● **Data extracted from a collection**
┏━━

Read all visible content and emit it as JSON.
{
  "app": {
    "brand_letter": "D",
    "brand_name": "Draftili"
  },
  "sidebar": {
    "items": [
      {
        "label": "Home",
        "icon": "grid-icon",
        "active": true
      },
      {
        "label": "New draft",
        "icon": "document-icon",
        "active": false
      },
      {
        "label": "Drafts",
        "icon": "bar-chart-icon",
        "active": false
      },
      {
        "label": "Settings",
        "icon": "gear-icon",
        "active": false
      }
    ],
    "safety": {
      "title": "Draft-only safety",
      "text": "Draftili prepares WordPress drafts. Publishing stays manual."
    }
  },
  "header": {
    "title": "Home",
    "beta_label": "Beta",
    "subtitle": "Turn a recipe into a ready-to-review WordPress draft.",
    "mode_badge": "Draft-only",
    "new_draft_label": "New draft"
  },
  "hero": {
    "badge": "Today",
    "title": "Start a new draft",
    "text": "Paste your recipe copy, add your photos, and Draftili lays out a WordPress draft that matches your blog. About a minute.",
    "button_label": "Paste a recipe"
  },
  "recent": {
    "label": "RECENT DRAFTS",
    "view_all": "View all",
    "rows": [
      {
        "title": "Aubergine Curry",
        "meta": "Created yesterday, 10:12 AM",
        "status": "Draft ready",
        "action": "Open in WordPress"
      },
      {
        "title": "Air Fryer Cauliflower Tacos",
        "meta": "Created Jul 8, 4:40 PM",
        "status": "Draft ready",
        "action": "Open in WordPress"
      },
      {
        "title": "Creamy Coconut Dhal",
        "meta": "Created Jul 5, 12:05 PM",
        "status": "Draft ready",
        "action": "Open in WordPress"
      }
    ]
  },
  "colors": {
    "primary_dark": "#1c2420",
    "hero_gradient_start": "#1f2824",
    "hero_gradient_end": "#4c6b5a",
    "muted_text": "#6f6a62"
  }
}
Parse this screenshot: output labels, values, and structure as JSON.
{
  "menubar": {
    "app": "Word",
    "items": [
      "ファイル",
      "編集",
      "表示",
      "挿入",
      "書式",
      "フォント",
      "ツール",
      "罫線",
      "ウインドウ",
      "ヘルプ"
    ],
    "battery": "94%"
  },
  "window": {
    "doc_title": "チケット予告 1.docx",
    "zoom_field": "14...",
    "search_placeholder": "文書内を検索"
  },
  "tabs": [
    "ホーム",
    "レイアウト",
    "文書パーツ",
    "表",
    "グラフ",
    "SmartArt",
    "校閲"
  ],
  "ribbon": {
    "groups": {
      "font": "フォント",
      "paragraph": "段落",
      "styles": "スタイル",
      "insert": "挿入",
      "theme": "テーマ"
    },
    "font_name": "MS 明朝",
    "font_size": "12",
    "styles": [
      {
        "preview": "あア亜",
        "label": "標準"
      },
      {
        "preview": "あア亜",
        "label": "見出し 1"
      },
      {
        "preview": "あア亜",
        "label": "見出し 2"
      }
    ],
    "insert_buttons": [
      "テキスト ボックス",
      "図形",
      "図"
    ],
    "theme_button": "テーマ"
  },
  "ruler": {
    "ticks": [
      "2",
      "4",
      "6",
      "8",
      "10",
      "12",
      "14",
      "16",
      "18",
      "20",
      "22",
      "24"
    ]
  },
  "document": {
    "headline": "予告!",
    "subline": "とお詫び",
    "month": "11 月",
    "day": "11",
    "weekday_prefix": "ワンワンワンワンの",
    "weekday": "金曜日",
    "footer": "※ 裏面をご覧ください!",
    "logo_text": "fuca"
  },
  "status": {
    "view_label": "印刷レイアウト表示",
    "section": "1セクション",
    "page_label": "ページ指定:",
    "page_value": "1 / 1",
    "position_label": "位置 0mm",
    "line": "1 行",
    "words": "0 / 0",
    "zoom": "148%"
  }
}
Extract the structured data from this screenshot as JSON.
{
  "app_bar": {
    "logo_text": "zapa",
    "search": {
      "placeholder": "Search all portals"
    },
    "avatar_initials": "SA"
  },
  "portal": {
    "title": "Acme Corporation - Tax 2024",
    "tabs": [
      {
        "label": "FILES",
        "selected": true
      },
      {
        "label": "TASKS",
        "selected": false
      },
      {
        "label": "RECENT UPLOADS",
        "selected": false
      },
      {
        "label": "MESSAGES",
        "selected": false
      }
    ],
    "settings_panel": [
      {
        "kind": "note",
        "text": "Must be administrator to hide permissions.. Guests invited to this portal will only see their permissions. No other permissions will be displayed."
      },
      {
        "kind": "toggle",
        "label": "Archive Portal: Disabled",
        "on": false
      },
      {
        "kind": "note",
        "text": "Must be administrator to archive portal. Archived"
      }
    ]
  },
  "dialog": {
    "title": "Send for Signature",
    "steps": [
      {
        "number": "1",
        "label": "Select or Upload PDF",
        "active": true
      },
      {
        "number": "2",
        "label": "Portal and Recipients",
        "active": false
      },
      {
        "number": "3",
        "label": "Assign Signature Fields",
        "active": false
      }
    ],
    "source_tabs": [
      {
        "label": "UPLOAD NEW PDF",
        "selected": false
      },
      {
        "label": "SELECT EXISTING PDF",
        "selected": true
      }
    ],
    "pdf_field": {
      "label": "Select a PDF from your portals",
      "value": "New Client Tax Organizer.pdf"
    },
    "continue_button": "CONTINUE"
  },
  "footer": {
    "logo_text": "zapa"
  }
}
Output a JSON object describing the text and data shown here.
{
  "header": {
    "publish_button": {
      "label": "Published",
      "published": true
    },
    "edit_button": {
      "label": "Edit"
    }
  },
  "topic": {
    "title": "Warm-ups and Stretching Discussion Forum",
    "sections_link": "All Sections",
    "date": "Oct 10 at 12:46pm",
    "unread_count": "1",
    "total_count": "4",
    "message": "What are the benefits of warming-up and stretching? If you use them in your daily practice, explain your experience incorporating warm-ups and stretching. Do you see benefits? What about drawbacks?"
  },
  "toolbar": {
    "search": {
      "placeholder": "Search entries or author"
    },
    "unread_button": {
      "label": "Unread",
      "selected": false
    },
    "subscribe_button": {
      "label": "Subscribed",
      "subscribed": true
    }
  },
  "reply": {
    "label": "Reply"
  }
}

┗━━

● **Task instructions**
Only the lines from the one that contains "Output a JSON" to the end of the entries above should be given again, exactly and in full.

● **Answer for this exercise**
Output a JSON object describing the text and data shown here.
{
  "header": {
    "publish_button": {
      "label": "Published",
      "published": true
    },
    "edit_button": {
      "label": "Edit"
    }
  },
  "topic": {
    "title": "Warm-ups and Stretching Discussion Forum",
    "sections_link": "All Sections",
    "date": "Oct 10 at 12:46pm",
    "unread_count": "1",
    "total_count": "4",
    "message": "What are the benefits of warming-up and stretching? If you use them in your daily practice, explain your experience incorporating warm-ups and stretching. Do you see benefits? What about drawbacks?"
  },
  "toolbar": {
    "search": {
      "placeholder": "Search entries or author"
    },
    "unread_button": {
      "label": "Unread",
      "selected": false
    },
    "subscribe_button": {
      "label": "Subscribed",
      "subscribed": true
    }
  },
  "reply": {
    "label": "Reply"
  }
}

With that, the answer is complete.